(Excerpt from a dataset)
----------

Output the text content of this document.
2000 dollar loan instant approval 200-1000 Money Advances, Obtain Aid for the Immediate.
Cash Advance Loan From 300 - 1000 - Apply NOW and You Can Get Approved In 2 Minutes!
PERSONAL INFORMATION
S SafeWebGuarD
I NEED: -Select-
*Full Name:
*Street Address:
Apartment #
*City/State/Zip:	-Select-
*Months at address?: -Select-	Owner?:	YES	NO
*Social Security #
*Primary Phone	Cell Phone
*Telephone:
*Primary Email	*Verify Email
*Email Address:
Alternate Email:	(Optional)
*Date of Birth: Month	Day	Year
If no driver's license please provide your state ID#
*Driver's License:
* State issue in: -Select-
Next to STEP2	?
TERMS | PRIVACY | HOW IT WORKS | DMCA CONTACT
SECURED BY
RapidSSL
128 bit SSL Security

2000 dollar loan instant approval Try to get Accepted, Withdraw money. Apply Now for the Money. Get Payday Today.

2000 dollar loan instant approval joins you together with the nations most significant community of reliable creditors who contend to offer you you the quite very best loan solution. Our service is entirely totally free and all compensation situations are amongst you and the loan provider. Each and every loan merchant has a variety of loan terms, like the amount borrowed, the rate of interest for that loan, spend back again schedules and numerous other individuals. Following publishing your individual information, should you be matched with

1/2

----------

Exercise description: Find every line in the records that has the string "instant", then state how many there are and nothing else.

Worked solution: 3